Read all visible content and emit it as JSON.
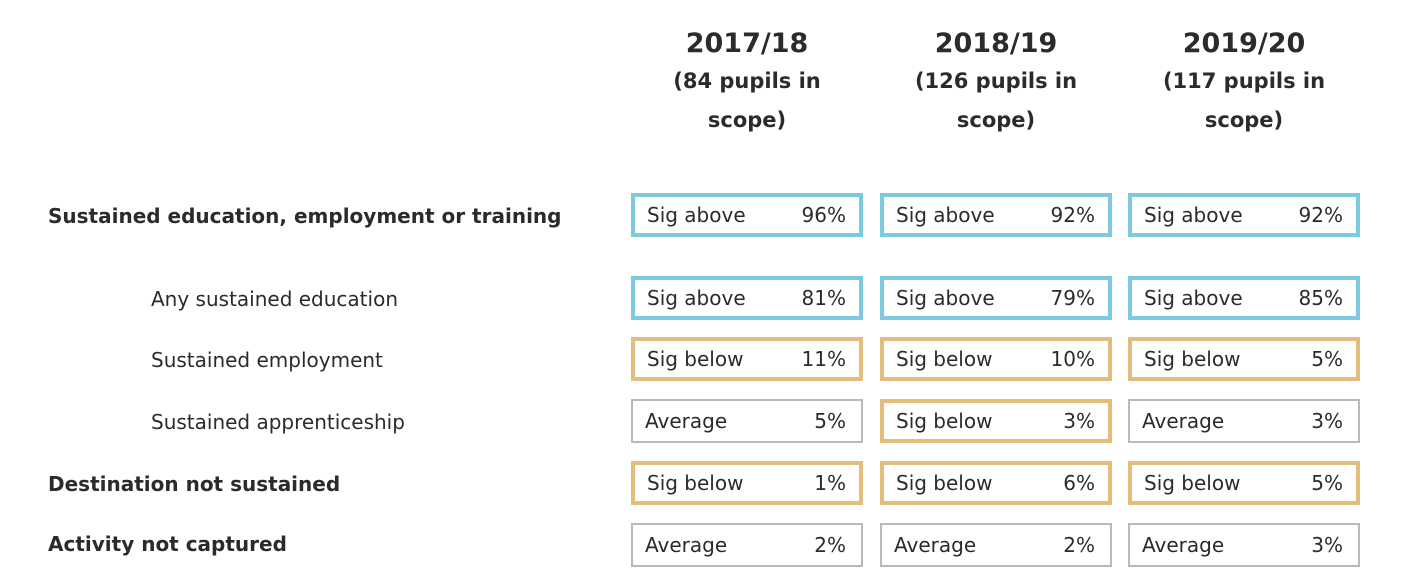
{
  "columns": [
    {
      "year": "2017/18",
      "subtitle": "(84 pupils in scope)"
    },
    {
      "year": "2018/19",
      "subtitle": "(126 pupils in scope)"
    },
    {
      "year": "2019/20",
      "subtitle": "(117 pupils in scope)"
    }
  ],
  "rows": [
    {
      "label": "Sustained education, employment or training",
      "cells": [
        {
          "status": "Sig above",
          "value": "96%"
        },
        {
          "status": "Sig above",
          "value": "92%"
        },
        {
          "status": "Sig above",
          "value": "92%"
        }
      ]
    },
    {
      "label": "Any sustained education",
      "cells": [
        {
          "status": "Sig above",
          "value": "81%"
        },
        {
          "status": "Sig above",
          "value": "79%"
        },
        {
          "status": "Sig above",
          "value": "85%"
        }
      ]
    },
    {
      "label": "Sustained employment",
      "cells": [
        {
          "status": "Sig below",
          "value": "11%"
        },
        {
          "status": "Sig below",
          "value": "10%"
        },
        {
          "status": "Sig below",
          "value": "5%"
        }
      ]
    },
    {
      "label": "Sustained apprenticeship",
      "cells": [
        {
          "status": "Average",
          "value": "5%"
        },
        {
          "status": "Sig below",
          "value": "3%"
        },
        {
          "status": "Average",
          "value": "3%"
        }
      ]
    },
    {
      "label": "Destination not sustained",
      "cells": [
        {
          "status": "Sig below",
          "value": "1%"
        },
        {
          "status": "Sig below",
          "value": "6%"
        },
        {
          "status": "Sig below",
          "value": "5%"
        }
      ]
    },
    {
      "label": "Activity not captured",
      "cells": [
        {
          "status": "Average",
          "value": "2%"
        },
        {
          "status": "Average",
          "value": "2%"
        },
        {
          "status": "Average",
          "value": "3%"
        }
      ]
    }
  ],
  "colors": {
    "sig_above_border": "#7cc9e0",
    "sig_below_border": "#e3bd7b",
    "average_border": "#b9b9b9"
  }
}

> DIRECTIVE: Check each line above for "subtitle" and return the ones that have it.

> OUTPUT OF THE TASK:
      "subtitle": "(84 pupils in scope)"
      "subtitle": "(126 pupils in scope)"
      "subtitle": "(117 pupils in scope)"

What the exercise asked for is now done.